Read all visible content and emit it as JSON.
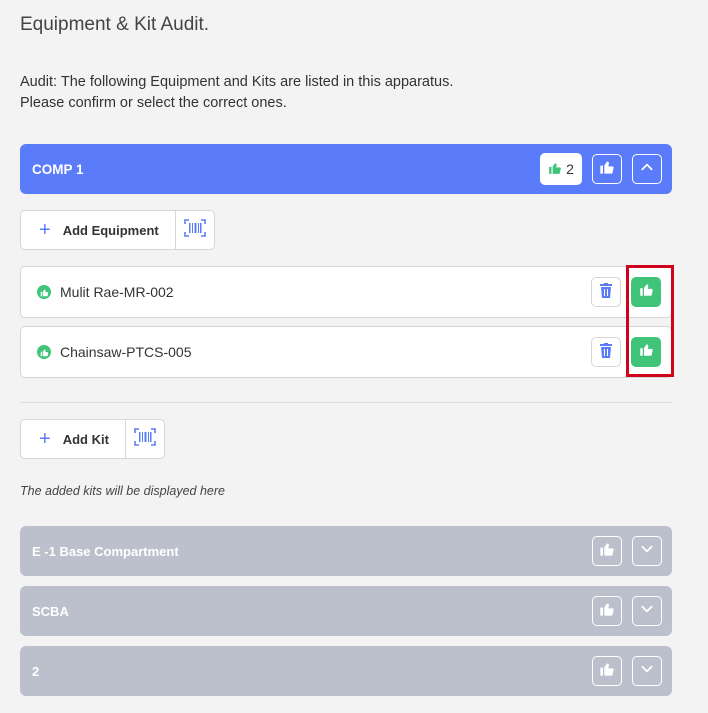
{
  "page": {
    "title": "Equipment & Kit Audit.",
    "intro_line1": "Audit: The following Equipment and Kits are listed in this apparatus.",
    "intro_line2": "Please confirm or select the correct ones."
  },
  "compartment": {
    "name": "COMP 1",
    "confirmed_count": "2",
    "color": "#5b7cfa"
  },
  "add_equipment": {
    "label": "Add Equipment"
  },
  "equipment": [
    {
      "name": "Mulit Rae-MR-002",
      "status": "confirmed"
    },
    {
      "name": "Chainsaw-PTCS-005",
      "status": "confirmed"
    }
  ],
  "add_kit": {
    "label": "Add Kit"
  },
  "kits_note": "The added kits will be displayed here",
  "kits": [
    {
      "name": "E -1 Base Compartment"
    },
    {
      "name": "SCBA"
    },
    {
      "name": "2"
    }
  ],
  "colors": {
    "accent": "#5b7cfa",
    "confirm_green": "#3fc47a",
    "kit_header_gray": "#bcc0cc",
    "highlight_red": "#d0021b"
  },
  "icons": {
    "thumbs_up": "thumbs-up-icon",
    "chevron_up": "chevron-up-icon",
    "chevron_down": "chevron-down-icon",
    "trash": "trash-icon",
    "barcode": "barcode-scan-icon",
    "plus": "plus-icon"
  }
}
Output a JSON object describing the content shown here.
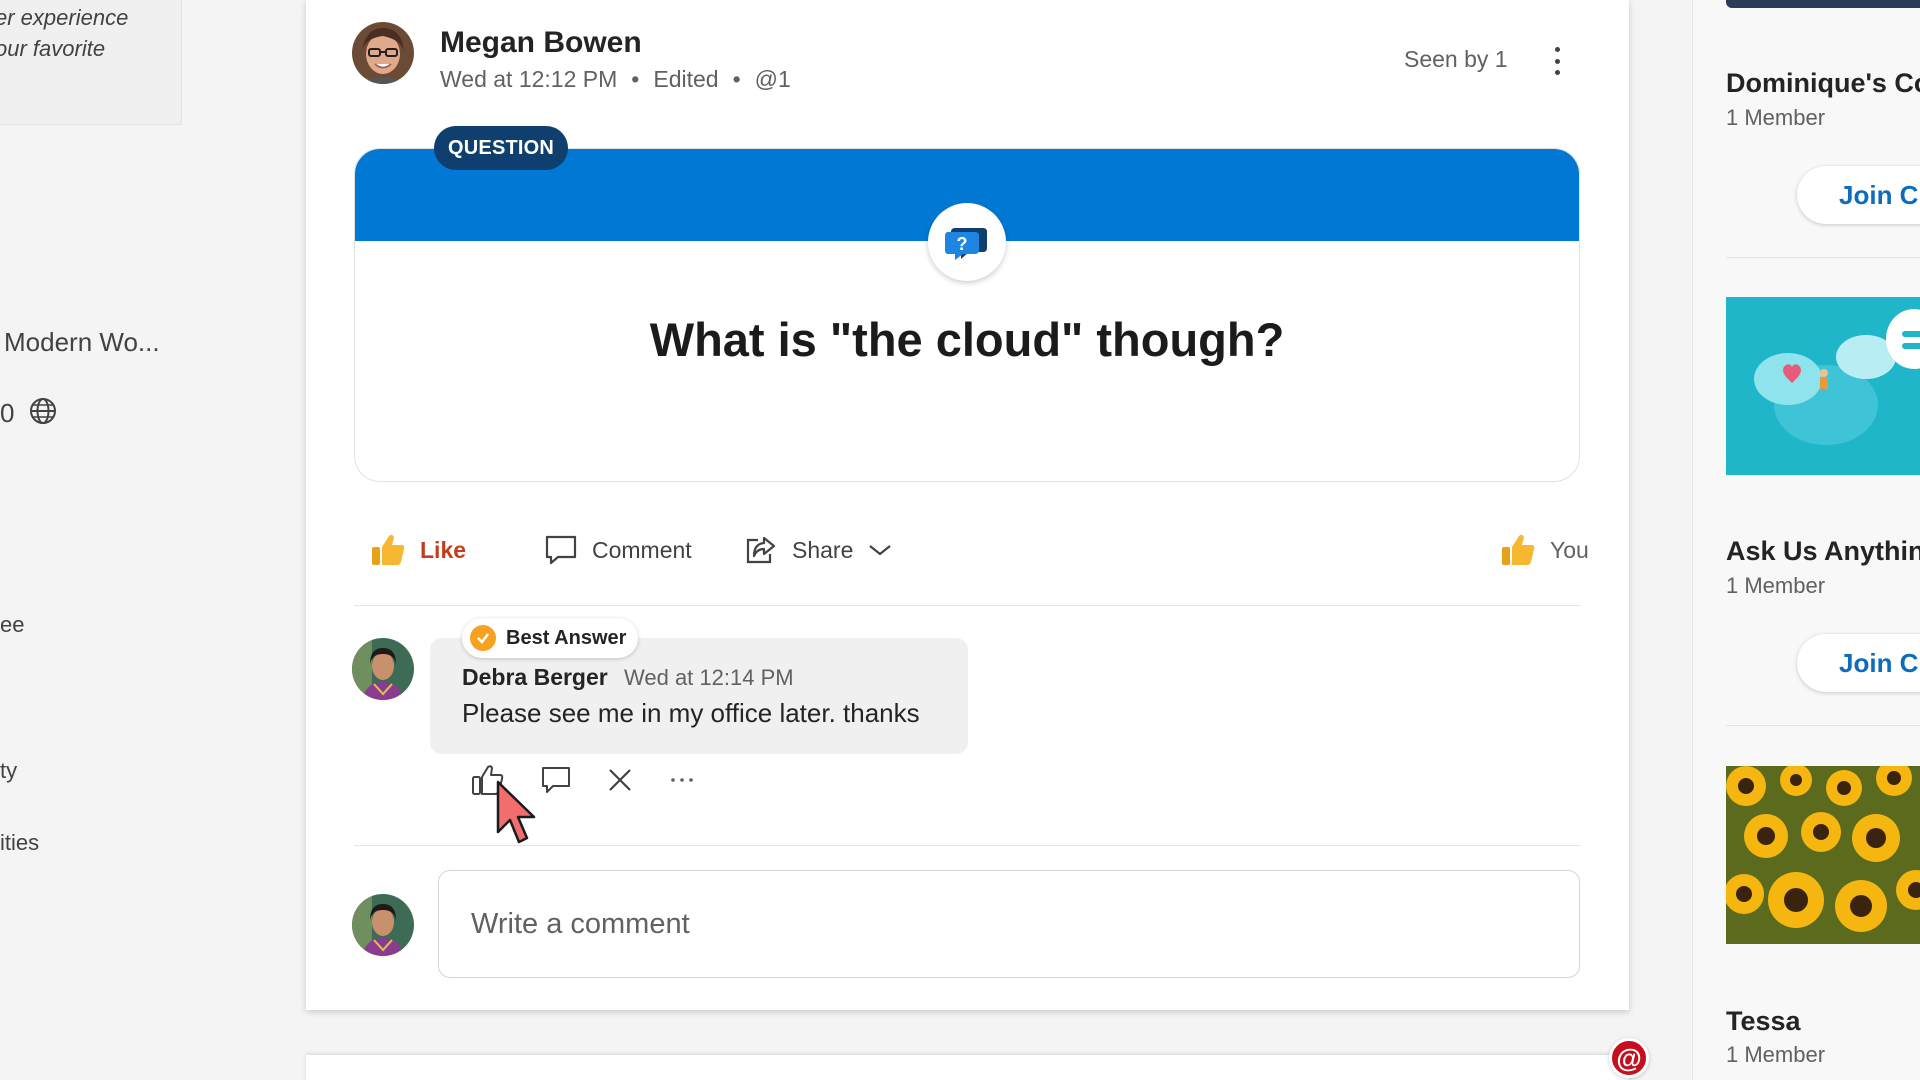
{
  "left": {
    "promo_line1": "er experience",
    "promo_line2": "our favorite",
    "community_name": "Modern Wo...",
    "count_fragment": "0",
    "label_ee": "ee",
    "label_ty": "ty",
    "label_ities": "ities"
  },
  "post": {
    "author": "Megan Bowen",
    "time": "Wed at 12:12 PM",
    "edited": "Edited",
    "mention": "@1",
    "seen_by": "Seen by 1",
    "badge": "QUESTION",
    "question": "What is \"the cloud\" though?",
    "actions": {
      "like": "Like",
      "comment": "Comment",
      "share": "Share",
      "reacted": "You"
    }
  },
  "comment": {
    "best_answer_label": "Best Answer",
    "author": "Debra Berger",
    "time": "Wed at 12:14 PM",
    "text": "Please see me in my office later.  thanks"
  },
  "composer": {
    "placeholder": "Write a comment"
  },
  "mention_fab": "@",
  "right": {
    "communities": [
      {
        "title": "Dominique's Co",
        "members": "1 Member",
        "join": "Join C"
      },
      {
        "title": "Ask Us Anything",
        "members": "1 Member",
        "join": "Join C"
      },
      {
        "title": "Tessa",
        "members": "1 Member"
      }
    ]
  },
  "colors": {
    "brand_blue": "#0078d4",
    "badge_navy": "#0f3f6e",
    "like_orange": "#c43e1c",
    "best_answer_gold": "#f7a120",
    "link_blue": "#0f6cbd",
    "mention_red": "#c50f1f"
  }
}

■ ■ ■ ■ ■ ■ ■

- What is needed: Every line of the data above should be quoted exactly. Omit the pictures.

- Finished exercise:
Read all visible content and emit it as JSON.
{
  "page": {
    "title": "Equipment & Kit Audit.",
    "intro_line1": "Audit: The following Equipment and Kits are listed in this apparatus.",
    "intro_line2": "Please confirm or select the correct ones."
  },
  "compartment": {
    "name": "COMP 1",
    "confirmed_count": "2",
    "color": "#5b7cfa"
  },
  "add_equipment": {
    "label": "Add Equipment"
  },
  "equipment": [
    {
      "name": "Mulit Rae-MR-002",
      "status": "confirmed"
    },
    {
      "name": "Chainsaw-PTCS-005",
      "status": "confirmed"
    }
  ],
  "add_kit": {
    "label": "Add Kit"
  },
  "kits_note": "The added kits will be displayed here",
  "kits": [
    {
      "name": "E -1 Base Compartment"
    },
    {
      "name": "SCBA"
    },
    {
      "name": "2"
    }
  ],
  "colors": {
    "accent": "#5b7cfa",
    "confirm_green": "#3fc47a",
    "kit_header_gray": "#bcc0cc",
    "highlight_red": "#d0021b"
  },
  "icons": {
    "thumbs_up": "thumbs-up-icon",
    "chevron_up": "chevron-up-icon",
    "chevron_down": "chevron-down-icon",
    "trash": "trash-icon",
    "barcode": "barcode-scan-icon",
    "plus": "plus-icon"
  }
}
Output a JSON object describing the content shown here.
{
  "left": {
    "promo_line1": "er experience",
    "promo_line2": "our favorite",
    "community_name": "Modern Wo...",
    "count_fragment": "0",
    "label_ee": "ee",
    "label_ty": "ty",
    "label_ities": "ities"
  },
  "post": {
    "author": "Megan Bowen",
    "time": "Wed at 12:12 PM",
    "edited": "Edited",
    "mention": "@1",
    "seen_by": "Seen by 1",
    "badge": "QUESTION",
    "question": "What is \"the cloud\" though?",
    "actions": {
      "like": "Like",
      "comment": "Comment",
      "share": "Share",
      "reacted": "You"
    }
  },
  "comment": {
    "best_answer_label": "Best Answer",
    "author": "Debra Berger",
    "time": "Wed at 12:14 PM",
    "text": "Please see me in my office later.  thanks"
  },
  "composer": {
    "placeholder": "Write a comment"
  },
  "mention_fab": "@",
  "right": {
    "communities": [
      {
        "title": "Dominique's Co",
        "members": "1 Member",
        "join": "Join C"
      },
      {
        "title": "Ask Us Anything",
        "members": "1 Member",
        "join": "Join C"
      },
      {
        "title": "Tessa",
        "members": "1 Member"
      }
    ]
  },
  "colors": {
    "brand_blue": "#0078d4",
    "badge_navy": "#0f3f6e",
    "like_orange": "#c43e1c",
    "best_answer_gold": "#f7a120",
    "link_blue": "#0f6cbd",
    "mention_red": "#c50f1f"
  }
}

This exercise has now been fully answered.